- [BRIEF]
The complete listing should be restated exactly.

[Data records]
>>>>

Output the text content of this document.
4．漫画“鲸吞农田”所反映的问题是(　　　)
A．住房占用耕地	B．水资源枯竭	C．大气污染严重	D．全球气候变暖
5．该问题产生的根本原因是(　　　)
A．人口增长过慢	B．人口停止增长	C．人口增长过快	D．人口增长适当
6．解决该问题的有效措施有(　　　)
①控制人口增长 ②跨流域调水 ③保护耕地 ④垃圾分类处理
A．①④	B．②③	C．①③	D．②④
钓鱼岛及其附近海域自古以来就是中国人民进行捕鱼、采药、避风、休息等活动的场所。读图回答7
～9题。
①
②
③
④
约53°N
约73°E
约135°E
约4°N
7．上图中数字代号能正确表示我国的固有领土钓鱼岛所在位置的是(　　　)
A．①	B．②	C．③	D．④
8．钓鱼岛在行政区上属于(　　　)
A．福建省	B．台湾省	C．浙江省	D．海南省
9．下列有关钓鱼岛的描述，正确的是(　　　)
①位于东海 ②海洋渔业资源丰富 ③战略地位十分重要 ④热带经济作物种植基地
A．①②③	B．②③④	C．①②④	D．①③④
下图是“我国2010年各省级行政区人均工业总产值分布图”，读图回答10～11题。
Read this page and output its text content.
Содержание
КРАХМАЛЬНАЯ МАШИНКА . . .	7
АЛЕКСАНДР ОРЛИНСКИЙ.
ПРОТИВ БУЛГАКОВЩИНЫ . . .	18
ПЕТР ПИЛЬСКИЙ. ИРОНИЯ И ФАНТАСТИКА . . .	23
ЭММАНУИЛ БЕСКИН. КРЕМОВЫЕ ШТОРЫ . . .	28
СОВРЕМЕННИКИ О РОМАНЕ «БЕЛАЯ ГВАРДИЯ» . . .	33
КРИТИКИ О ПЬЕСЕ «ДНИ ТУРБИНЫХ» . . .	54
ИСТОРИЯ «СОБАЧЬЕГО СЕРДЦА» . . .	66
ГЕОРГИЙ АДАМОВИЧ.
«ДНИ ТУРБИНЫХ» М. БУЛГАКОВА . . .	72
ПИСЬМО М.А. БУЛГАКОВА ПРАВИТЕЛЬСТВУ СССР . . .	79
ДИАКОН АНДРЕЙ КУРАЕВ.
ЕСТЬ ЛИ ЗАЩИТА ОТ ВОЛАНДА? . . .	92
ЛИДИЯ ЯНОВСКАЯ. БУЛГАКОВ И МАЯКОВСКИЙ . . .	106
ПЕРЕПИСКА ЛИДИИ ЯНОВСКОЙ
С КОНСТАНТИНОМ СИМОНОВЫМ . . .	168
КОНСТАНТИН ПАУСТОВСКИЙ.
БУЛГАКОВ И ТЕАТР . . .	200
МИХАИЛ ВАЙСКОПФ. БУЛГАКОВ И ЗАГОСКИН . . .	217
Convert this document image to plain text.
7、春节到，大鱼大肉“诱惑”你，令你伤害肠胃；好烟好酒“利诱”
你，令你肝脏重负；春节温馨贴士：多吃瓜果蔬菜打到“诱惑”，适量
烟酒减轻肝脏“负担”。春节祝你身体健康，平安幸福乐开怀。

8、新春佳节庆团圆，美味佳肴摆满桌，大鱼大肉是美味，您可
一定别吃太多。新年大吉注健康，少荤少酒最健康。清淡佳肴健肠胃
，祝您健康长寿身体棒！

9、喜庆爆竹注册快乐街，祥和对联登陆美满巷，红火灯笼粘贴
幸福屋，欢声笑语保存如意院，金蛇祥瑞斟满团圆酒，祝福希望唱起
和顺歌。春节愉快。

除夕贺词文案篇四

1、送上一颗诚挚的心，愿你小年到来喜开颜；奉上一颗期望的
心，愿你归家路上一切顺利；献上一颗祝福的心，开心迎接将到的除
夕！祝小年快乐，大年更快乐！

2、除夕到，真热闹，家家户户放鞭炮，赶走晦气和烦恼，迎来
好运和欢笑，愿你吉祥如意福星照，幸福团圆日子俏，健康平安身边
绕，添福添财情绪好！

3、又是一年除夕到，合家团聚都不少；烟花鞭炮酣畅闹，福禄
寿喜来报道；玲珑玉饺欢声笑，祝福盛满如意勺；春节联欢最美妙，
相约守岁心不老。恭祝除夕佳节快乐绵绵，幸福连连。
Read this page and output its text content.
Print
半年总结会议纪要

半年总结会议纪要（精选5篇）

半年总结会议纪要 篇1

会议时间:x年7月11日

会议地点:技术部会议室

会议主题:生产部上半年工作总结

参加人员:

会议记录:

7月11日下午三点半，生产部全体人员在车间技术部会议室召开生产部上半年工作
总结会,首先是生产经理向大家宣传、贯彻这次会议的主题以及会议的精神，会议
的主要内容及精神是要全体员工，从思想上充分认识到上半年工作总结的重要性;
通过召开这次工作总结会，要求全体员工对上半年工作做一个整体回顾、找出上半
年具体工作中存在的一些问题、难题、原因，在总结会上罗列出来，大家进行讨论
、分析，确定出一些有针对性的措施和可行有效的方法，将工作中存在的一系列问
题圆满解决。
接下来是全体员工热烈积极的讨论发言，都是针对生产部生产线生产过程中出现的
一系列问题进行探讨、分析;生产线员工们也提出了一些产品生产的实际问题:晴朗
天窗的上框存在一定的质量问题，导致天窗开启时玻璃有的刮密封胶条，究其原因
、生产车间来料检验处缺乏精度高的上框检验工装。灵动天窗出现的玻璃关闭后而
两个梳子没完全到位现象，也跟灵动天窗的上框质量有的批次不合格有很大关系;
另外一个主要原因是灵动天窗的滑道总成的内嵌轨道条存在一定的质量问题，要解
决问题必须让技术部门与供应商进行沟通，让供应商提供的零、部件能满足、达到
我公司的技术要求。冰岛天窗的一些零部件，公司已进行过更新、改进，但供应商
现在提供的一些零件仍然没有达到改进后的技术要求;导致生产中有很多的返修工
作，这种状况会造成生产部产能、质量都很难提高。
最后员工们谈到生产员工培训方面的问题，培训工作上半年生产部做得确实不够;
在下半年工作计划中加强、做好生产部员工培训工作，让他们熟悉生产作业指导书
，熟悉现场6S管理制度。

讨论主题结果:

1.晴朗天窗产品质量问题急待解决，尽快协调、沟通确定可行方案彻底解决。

<<<<

- [EXPECTED OUTPUT]
Output the text content of this document.
4．漫画“鲸吞农田”所反映的问题是(　　　)
A．住房占用耕地	B．水资源枯竭	C．大气污染严重	D．全球气候变暖
5．该问题产生的根本原因是(　　　)
A．人口增长过慢	B．人口停止增长	C．人口增长过快	D．人口增长适当
6．解决该问题的有效措施有(　　　)
①控制人口增长 ②跨流域调水 ③保护耕地 ④垃圾分类处理
A．①④	B．②③	C．①③	D．②④
钓鱼岛及其附近海域自古以来就是中国人民进行捕鱼、采药、避风、休息等活动的场所。读图回答7
～9题。
①
②
③
④
约53°N
约73°E
约135°E
约4°N
7．上图中数字代号能正确表示我国的固有领土钓鱼岛所在位置的是(　　　)
A．①	B．②	C．③	D．④
8．钓鱼岛在行政区上属于(　　　)
A．福建省	B．台湾省	C．浙江省	D．海南省
9．下列有关钓鱼岛的描述，正确的是(　　　)
①位于东海 ②海洋渔业资源丰富 ③战略地位十分重要 ④热带经济作物种植基地
A．①②③	B．②③④	C．①②④	D．①③④
下图是“我国2010年各省级行政区人均工业总产值分布图”，读图回答10～11题。
Read this page and output its text content.
Содержание
КРАХМАЛЬНАЯ МАШИНКА . . .	7
АЛЕКСАНДР ОРЛИНСКИЙ.
ПРОТИВ БУЛГАКОВЩИНЫ . . .	18
ПЕТР ПИЛЬСКИЙ. ИРОНИЯ И ФАНТАСТИКА . . .	23
ЭММАНУИЛ БЕСКИН. КРЕМОВЫЕ ШТОРЫ . . .	28
СОВРЕМЕННИКИ О РОМАНЕ «БЕЛАЯ ГВАРДИЯ» . . .	33
КРИТИКИ О ПЬЕСЕ «ДНИ ТУРБИНЫХ» . . .	54
ИСТОРИЯ «СОБАЧЬЕГО СЕРДЦА» . . .	66
ГЕОРГИЙ АДАМОВИЧ.
«ДНИ ТУРБИНЫХ» М. БУЛГАКОВА . . .	72
ПИСЬМО М.А. БУЛГАКОВА ПРАВИТЕЛЬСТВУ СССР . . .	79
ДИАКОН АНДРЕЙ КУРАЕВ.
ЕСТЬ ЛИ ЗАЩИТА ОТ ВОЛАНДА? . . .	92
ЛИДИЯ ЯНОВСКАЯ. БУЛГАКОВ И МАЯКОВСКИЙ . . .	106
ПЕРЕПИСКА ЛИДИИ ЯНОВСКОЙ
С КОНСТАНТИНОМ СИМОНОВЫМ . . .	168
КОНСТАНТИН ПАУСТОВСКИЙ.
БУЛГАКОВ И ТЕАТР . . .	200
МИХАИЛ ВАЙСКОПФ. БУЛГАКОВ И ЗАГОСКИН . . .	217
Convert this document image to plain text.
7、春节到，大鱼大肉“诱惑”你，令你伤害肠胃；好烟好酒“利诱”
你，令你肝脏重负；春节温馨贴士：多吃瓜果蔬菜打到“诱惑”，适量
烟酒减轻肝脏“负担”。春节祝你身体健康，平安幸福乐开怀。

8、新春佳节庆团圆，美味佳肴摆满桌，大鱼大肉是美味，您可
一定别吃太多。新年大吉注健康，少荤少酒最健康。清淡佳肴健肠胃
，祝您健康长寿身体棒！

9、喜庆爆竹注册快乐街，祥和对联登陆美满巷，红火灯笼粘贴
幸福屋，欢声笑语保存如意院，金蛇祥瑞斟满团圆酒，祝福希望唱起
和顺歌。春节愉快。

除夕贺词文案篇四

1、送上一颗诚挚的心，愿你小年到来喜开颜；奉上一颗期望的
心，愿你归家路上一切顺利；献上一颗祝福的心，开心迎接将到的除
夕！祝小年快乐，大年更快乐！

2、除夕到，真热闹，家家户户放鞭炮，赶走晦气和烦恼，迎来
好运和欢笑，愿你吉祥如意福星照，幸福团圆日子俏，健康平安身边
绕，添福添财情绪好！

3、又是一年除夕到，合家团聚都不少；烟花鞭炮酣畅闹，福禄
寿喜来报道；玲珑玉饺欢声笑，祝福盛满如意勺；春节联欢最美妙，
相约守岁心不老。恭祝除夕佳节快乐绵绵，幸福连连。
Read this page and output its text content.
Print
半年总结会议纪要

半年总结会议纪要（精选5篇）

半年总结会议纪要 篇1

会议时间:x年7月11日

会议地点:技术部会议室

会议主题:生产部上半年工作总结

参加人员:

会议记录:

7月11日下午三点半，生产部全体人员在车间技术部会议室召开生产部上半年工作
总结会,首先是生产经理向大家宣传、贯彻这次会议的主题以及会议的精神，会议
的主要内容及精神是要全体员工，从思想上充分认识到上半年工作总结的重要性;
通过召开这次工作总结会，要求全体员工对上半年工作做一个整体回顾、找出上半
年具体工作中存在的一些问题、难题、原因，在总结会上罗列出来，大家进行讨论
、分析，确定出一些有针对性的措施和可行有效的方法，将工作中存在的一系列问
题圆满解决。
接下来是全体员工热烈积极的讨论发言，都是针对生产部生产线生产过程中出现的
一系列问题进行探讨、分析;生产线员工们也提出了一些产品生产的实际问题:晴朗
天窗的上框存在一定的质量问题，导致天窗开启时玻璃有的刮密封胶条，究其原因
、生产车间来料检验处缺乏精度高的上框检验工装。灵动天窗出现的玻璃关闭后而
两个梳子没完全到位现象，也跟灵动天窗的上框质量有的批次不合格有很大关系;
另外一个主要原因是灵动天窗的滑道总成的内嵌轨道条存在一定的质量问题，要解
决问题必须让技术部门与供应商进行沟通，让供应商提供的零、部件能满足、达到
我公司的技术要求。冰岛天窗的一些零部件，公司已进行过更新、改进，但供应商
现在提供的一些零件仍然没有达到改进后的技术要求;导致生产中有很多的返修工
作，这种状况会造成生产部产能、质量都很难提高。
最后员工们谈到生产员工培训方面的问题，培训工作上半年生产部做得确实不够;
在下半年工作计划中加强、做好生产部员工培训工作，让他们熟悉生产作业指导书
，熟悉现场6S管理制度。

讨论主题结果:

1.晴朗天窗产品质量问题急待解决，尽快协调、沟通确定可行方案彻底解决。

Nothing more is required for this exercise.